Figure record listings:
•••

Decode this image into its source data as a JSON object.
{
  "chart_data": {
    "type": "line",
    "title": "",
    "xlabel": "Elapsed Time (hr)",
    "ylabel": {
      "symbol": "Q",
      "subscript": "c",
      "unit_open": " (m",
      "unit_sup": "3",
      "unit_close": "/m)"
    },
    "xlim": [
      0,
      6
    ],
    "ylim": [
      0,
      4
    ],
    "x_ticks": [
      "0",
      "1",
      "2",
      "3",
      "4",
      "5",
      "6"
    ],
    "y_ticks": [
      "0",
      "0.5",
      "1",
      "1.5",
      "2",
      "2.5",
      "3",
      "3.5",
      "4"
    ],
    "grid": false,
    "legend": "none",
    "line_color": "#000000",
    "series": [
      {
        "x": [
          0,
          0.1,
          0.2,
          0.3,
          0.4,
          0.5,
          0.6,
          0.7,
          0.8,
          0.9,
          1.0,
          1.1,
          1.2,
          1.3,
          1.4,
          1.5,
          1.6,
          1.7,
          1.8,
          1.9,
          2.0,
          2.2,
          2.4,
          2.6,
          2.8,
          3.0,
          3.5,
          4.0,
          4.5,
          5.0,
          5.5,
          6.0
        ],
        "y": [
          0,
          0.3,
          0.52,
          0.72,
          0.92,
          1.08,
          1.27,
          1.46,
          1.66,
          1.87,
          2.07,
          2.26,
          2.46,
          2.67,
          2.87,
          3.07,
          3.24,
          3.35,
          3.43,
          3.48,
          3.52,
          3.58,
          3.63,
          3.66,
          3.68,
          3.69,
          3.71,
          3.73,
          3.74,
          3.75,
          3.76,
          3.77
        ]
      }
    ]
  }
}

•••

WORK TO BE COMPLETED
In this exercise, repeat all entries exactly.

ANSWER TO THIS TASK
Decode this image into its source data as a JSON object.
{
  "chart_data": {
    "type": "line",
    "title": "",
    "xlabel": "Elapsed Time (hr)",
    "ylabel": {
      "symbol": "Q",
      "subscript": "c",
      "unit_open": " (m",
      "unit_sup": "3",
      "unit_close": "/m)"
    },
    "xlim": [
      0,
      6
    ],
    "ylim": [
      0,
      4
    ],
    "x_ticks": [
      "0",
      "1",
      "2",
      "3",
      "4",
      "5",
      "6"
    ],
    "y_ticks": [
      "0",
      "0.5",
      "1",
      "1.5",
      "2",
      "2.5",
      "3",
      "3.5",
      "4"
    ],
    "grid": false,
    "legend": "none",
    "line_color": "#000000",
    "series": [
      {
        "x": [
          0,
          0.1,
          0.2,
          0.3,
          0.4,
          0.5,
          0.6,
          0.7,
          0.8,
          0.9,
          1.0,
          1.1,
          1.2,
          1.3,
          1.4,
          1.5,
          1.6,
          1.7,
          1.8,
          1.9,
          2.0,
          2.2,
          2.4,
          2.6,
          2.8,
          3.0,
          3.5,
          4.0,
          4.5,
          5.0,
          5.5,
          6.0
        ],
        "y": [
          0,
          0.3,
          0.52,
          0.72,
          0.92,
          1.08,
          1.27,
          1.46,
          1.66,
          1.87,
          2.07,
          2.26,
          2.46,
          2.67,
          2.87,
          3.07,
          3.24,
          3.35,
          3.43,
          3.48,
          3.52,
          3.58,
          3.63,
          3.66,
          3.68,
          3.69,
          3.71,
          3.73,
          3.74,
          3.75,
          3.76,
          3.77
        ]
      }
    ]
  }
}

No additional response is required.